▶ Supplied data:

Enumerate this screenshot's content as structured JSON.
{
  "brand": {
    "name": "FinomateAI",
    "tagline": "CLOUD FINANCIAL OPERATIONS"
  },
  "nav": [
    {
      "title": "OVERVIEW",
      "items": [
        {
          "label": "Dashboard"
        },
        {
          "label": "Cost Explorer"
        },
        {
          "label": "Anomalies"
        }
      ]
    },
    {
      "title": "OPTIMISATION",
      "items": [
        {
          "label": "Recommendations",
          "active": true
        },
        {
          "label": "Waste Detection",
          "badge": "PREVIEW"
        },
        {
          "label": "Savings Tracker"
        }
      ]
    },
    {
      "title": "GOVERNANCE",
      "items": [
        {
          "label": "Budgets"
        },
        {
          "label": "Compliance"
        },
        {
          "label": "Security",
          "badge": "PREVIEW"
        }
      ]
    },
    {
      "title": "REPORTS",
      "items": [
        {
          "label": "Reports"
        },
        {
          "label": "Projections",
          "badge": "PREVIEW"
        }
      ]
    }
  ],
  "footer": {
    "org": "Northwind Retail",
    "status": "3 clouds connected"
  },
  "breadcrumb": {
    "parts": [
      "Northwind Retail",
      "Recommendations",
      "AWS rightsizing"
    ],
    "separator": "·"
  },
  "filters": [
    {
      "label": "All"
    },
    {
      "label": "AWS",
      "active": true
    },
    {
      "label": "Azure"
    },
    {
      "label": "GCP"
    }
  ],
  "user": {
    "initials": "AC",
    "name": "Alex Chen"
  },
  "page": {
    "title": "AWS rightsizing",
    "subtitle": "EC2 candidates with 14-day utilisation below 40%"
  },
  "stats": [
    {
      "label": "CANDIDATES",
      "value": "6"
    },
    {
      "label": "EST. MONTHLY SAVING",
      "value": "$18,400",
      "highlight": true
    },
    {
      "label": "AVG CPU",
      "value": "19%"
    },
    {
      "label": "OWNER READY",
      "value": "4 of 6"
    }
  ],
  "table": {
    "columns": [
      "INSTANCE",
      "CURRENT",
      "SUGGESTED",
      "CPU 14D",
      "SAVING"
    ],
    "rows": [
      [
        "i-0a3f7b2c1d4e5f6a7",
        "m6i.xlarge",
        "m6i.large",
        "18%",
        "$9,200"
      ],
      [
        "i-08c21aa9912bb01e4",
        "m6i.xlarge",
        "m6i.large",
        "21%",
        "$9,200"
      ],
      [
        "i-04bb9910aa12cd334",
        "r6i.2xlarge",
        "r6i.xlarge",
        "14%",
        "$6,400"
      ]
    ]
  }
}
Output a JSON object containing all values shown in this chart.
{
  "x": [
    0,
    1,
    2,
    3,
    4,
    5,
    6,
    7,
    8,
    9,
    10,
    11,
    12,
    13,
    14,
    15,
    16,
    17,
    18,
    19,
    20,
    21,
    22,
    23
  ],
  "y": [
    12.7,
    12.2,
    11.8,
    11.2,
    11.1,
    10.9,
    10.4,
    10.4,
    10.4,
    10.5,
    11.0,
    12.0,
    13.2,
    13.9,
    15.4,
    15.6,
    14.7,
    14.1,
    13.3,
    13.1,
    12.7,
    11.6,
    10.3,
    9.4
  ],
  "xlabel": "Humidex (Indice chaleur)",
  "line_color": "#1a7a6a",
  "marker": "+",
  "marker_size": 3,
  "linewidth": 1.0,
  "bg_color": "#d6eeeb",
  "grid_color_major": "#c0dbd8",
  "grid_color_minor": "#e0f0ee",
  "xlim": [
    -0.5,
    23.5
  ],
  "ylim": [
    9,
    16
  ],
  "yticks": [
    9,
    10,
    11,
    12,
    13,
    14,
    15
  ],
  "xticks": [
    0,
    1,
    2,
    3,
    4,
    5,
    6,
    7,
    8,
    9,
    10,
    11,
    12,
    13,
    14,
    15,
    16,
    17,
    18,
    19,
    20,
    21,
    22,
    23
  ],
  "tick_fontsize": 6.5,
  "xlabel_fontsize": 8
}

▶ Set task: Find all lines where the word "this" appears. Copy them.

▶ Solution:
Enumerate this screenshot's content as structured JSON.
Output a JSON object containing all values shown in this chart.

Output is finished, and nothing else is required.